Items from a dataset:
━━━━━━━━━━━━━━━━

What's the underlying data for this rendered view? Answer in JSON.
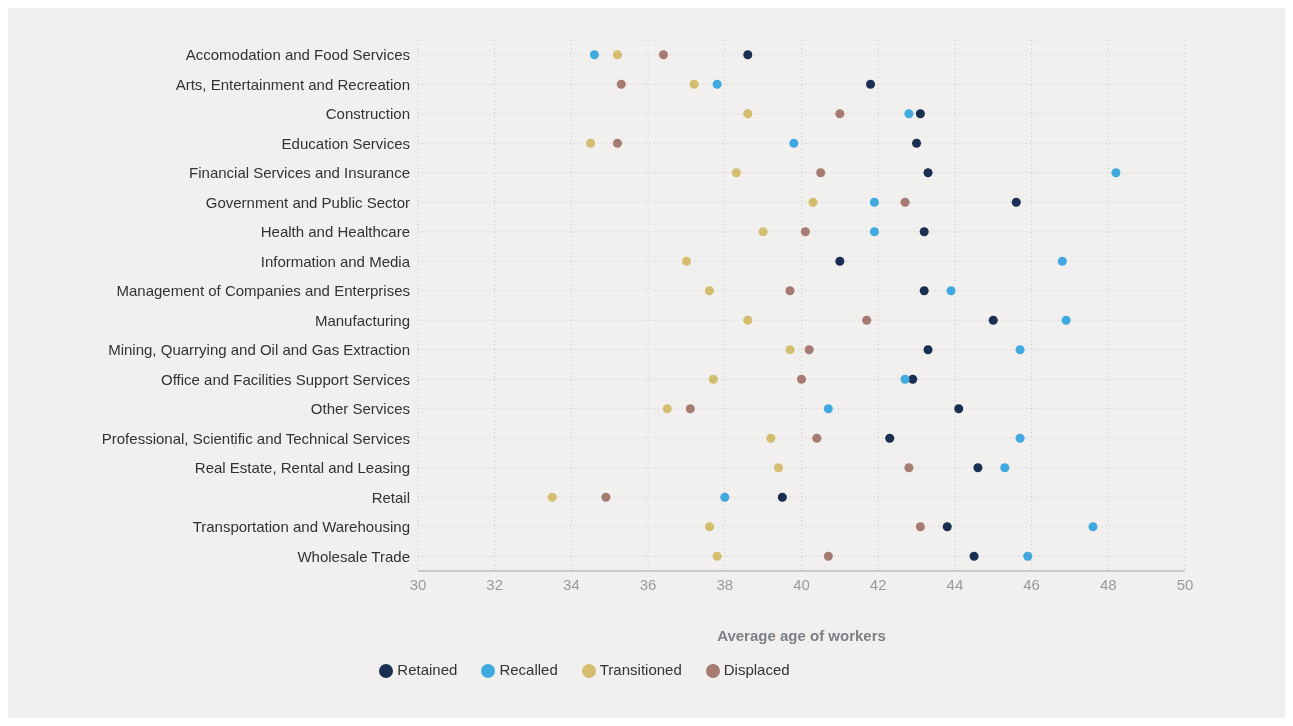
{
  "chart_data": {
    "type": "scatter",
    "xlabel": "Average age of workers",
    "categories": [
      "Accomodation and Food Services",
      "Arts, Entertainment and Recreation",
      "Construction",
      "Education Services",
      "Financial Services and Insurance",
      "Government and Public Sector",
      "Health and Healthcare",
      "Information and Media",
      "Management of Companies and Enterprises",
      "Manufacturing",
      "Mining, Quarrying and Oil and Gas Extraction",
      "Office and Facilities Support Services",
      "Other Services",
      "Professional, Scientific and Technical Services",
      "Real Estate, Rental and Leasing",
      "Retail",
      "Transportation and Warehousing",
      "Wholesale Trade"
    ],
    "series": [
      {
        "name": "Retained",
        "color": "#1b2f52",
        "values": [
          38.6,
          41.8,
          43.1,
          43.0,
          43.3,
          45.6,
          43.2,
          41.0,
          43.2,
          45.0,
          43.3,
          42.9,
          44.1,
          42.3,
          44.6,
          39.5,
          43.8,
          44.5
        ]
      },
      {
        "name": "Recalled",
        "color": "#3fa9e0",
        "values": [
          34.6,
          37.8,
          42.8,
          39.8,
          48.2,
          41.9,
          41.9,
          46.8,
          43.9,
          46.9,
          45.7,
          42.7,
          40.7,
          45.7,
          45.3,
          38.0,
          47.6,
          45.9
        ]
      },
      {
        "name": "Transitioned",
        "color": "#d3bd6e",
        "values": [
          35.2,
          37.2,
          38.6,
          34.5,
          38.3,
          40.3,
          39.0,
          37.0,
          37.6,
          38.6,
          39.7,
          37.7,
          36.5,
          39.2,
          39.4,
          33.5,
          37.6,
          37.8
        ]
      },
      {
        "name": "Displaced",
        "color": "#a57b72",
        "values": [
          36.4,
          35.3,
          41.0,
          35.2,
          40.5,
          42.7,
          40.1,
          null,
          39.7,
          41.7,
          40.2,
          40.0,
          37.1,
          40.4,
          42.8,
          34.9,
          43.1,
          40.7
        ]
      }
    ],
    "xlim": [
      30,
      50
    ],
    "xticks": [
      30,
      32,
      34,
      36,
      38,
      40,
      42,
      44,
      46,
      48,
      50
    ],
    "grid": true,
    "legend": "bottom",
    "marker": "circle",
    "orientation": "horizontal"
  }
}
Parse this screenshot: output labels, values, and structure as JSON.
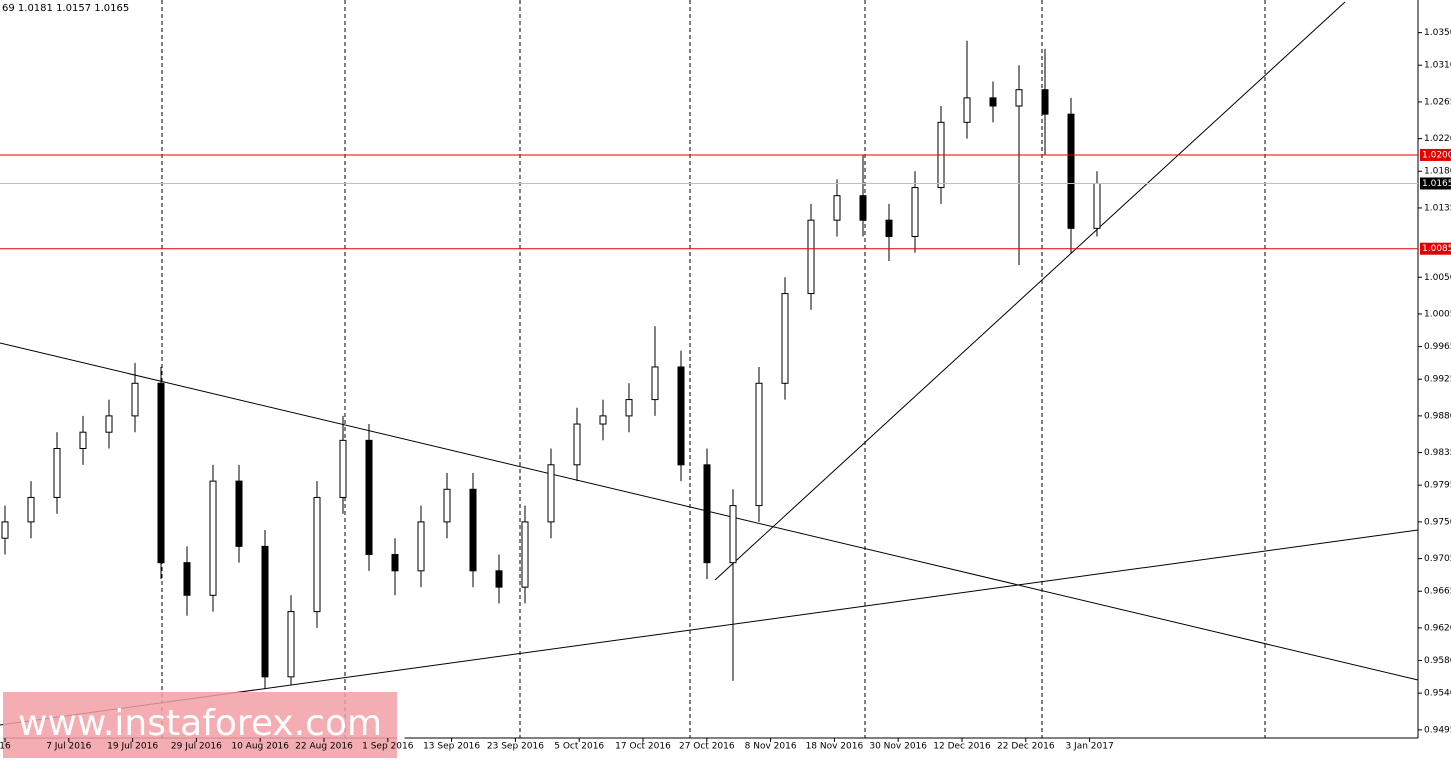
{
  "chart_data": {
    "type": "candlestick",
    "header": "69 1.0181 1.0157 1.0165",
    "watermark": "[ www.instaforex.com ]",
    "dates": [
      "16",
      "7 Jul 2016",
      "19 Jul 2016",
      "29 Jul 2016",
      "10 Aug 2016",
      "22 Aug 2016",
      "1 Sep 2016",
      "13 Sep 2016",
      "23 Sep 2016",
      "5 Oct 2016",
      "17 Oct 2016",
      "27 Oct 2016",
      "8 Nov 2016",
      "18 Nov 2016",
      "30 Nov 2016",
      "12 Dec 2016",
      "22 Dec 2016",
      "3 Jan 2017"
    ],
    "open": [
      0.973,
      0.975,
      0.978,
      0.984,
      0.986,
      0.988,
      0.992,
      0.97,
      0.966,
      0.98,
      0.972,
      0.956,
      0.964,
      0.978,
      0.985,
      0.971,
      0.969,
      0.975,
      0.979,
      0.969,
      0.967,
      0.975,
      0.982,
      0.987,
      0.988,
      0.99,
      0.994,
      0.982,
      0.97,
      0.977,
      0.992,
      1.003,
      1.012,
      1.015,
      1.012,
      1.01,
      1.016,
      1.024,
      1.027,
      1.026,
      1.028,
      1.025,
      1.011
    ],
    "high": [
      0.977,
      0.98,
      0.986,
      0.988,
      0.99,
      0.9945,
      0.994,
      0.972,
      0.982,
      0.982,
      0.974,
      0.966,
      0.98,
      0.988,
      0.987,
      0.973,
      0.977,
      0.981,
      0.981,
      0.971,
      0.977,
      0.984,
      0.989,
      0.99,
      0.992,
      0.999,
      0.996,
      0.984,
      0.979,
      0.994,
      1.005,
      1.014,
      1.017,
      1.02,
      1.014,
      1.018,
      1.026,
      1.034,
      1.029,
      1.031,
      1.033,
      1.027,
      1.018
    ],
    "low": [
      0.971,
      0.973,
      0.976,
      0.982,
      0.984,
      0.986,
      0.968,
      0.9635,
      0.964,
      0.97,
      0.9545,
      0.955,
      0.962,
      0.976,
      0.969,
      0.966,
      0.967,
      0.973,
      0.967,
      0.965,
      0.965,
      0.973,
      0.98,
      0.985,
      0.986,
      0.988,
      0.98,
      0.968,
      0.9555,
      0.975,
      0.99,
      1.001,
      1.01,
      1.01,
      1.007,
      1.008,
      1.014,
      1.022,
      1.024,
      1.0065,
      1.02,
      1.008,
      1.01
    ],
    "close": [
      0.975,
      0.978,
      0.984,
      0.986,
      0.988,
      0.992,
      0.97,
      0.966,
      0.98,
      0.972,
      0.956,
      0.964,
      0.978,
      0.985,
      0.971,
      0.969,
      0.975,
      0.979,
      0.969,
      0.967,
      0.975,
      0.982,
      0.987,
      0.988,
      0.99,
      0.994,
      0.982,
      0.97,
      0.977,
      0.992,
      1.003,
      1.012,
      1.015,
      1.012,
      1.01,
      1.016,
      1.024,
      1.027,
      1.026,
      1.028,
      1.025,
      1.011,
      1.0165
    ],
    "ylim": [
      0.9485,
      1.039
    ],
    "yticks": [
      {
        "value": 1.035,
        "label": "1.0350"
      },
      {
        "value": 1.031,
        "label": "1.0310"
      },
      {
        "value": 1.0265,
        "label": "1.0265"
      },
      {
        "value": 1.022,
        "label": "1.0220"
      },
      {
        "value": 1.018,
        "label": "1.0180"
      },
      {
        "value": 1.0135,
        "label": "1.0135"
      },
      {
        "value": 1.005,
        "label": "1.0050"
      },
      {
        "value": 1.0005,
        "label": "1.0005"
      },
      {
        "value": 0.9965,
        "label": "0.9965"
      },
      {
        "value": 0.9925,
        "label": "0.9925"
      },
      {
        "value": 0.988,
        "label": "0.9880"
      },
      {
        "value": 0.9835,
        "label": "0.9835"
      },
      {
        "value": 0.9795,
        "label": "0.9795"
      },
      {
        "value": 0.975,
        "label": "0.9750"
      },
      {
        "value": 0.9705,
        "label": "0.9705"
      },
      {
        "value": 0.9665,
        "label": "0.9665"
      },
      {
        "value": 0.962,
        "label": "0.9620"
      },
      {
        "value": 0.958,
        "label": "0.9580"
      },
      {
        "value": 0.954,
        "label": "0.9540"
      },
      {
        "value": 0.9495,
        "label": "0.9495"
      }
    ],
    "levels": [
      {
        "value": 1.02,
        "label": "1.0200"
      },
      {
        "value": 1.0085,
        "label": "1.0085"
      }
    ],
    "level_color": "#e00000",
    "current": {
      "value": 1.0165,
      "label": "1.0165"
    },
    "bull_color": "#ffffff",
    "bear_color": "#000000"
  }
}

━━━━━━━━━━━━━━━━

▶ YOUR GOAL: Identify each line of the material where the word "Services" shows up, and copy it.

▶ RESULT FOR THIS TASK:
      "Accomodation and Food Services",
      "Education Services",
      "Financial Services and Insurance",
      "Office and Facilities Support Services",
      "Other Services",
      "Professional, Scientific and Technical Services",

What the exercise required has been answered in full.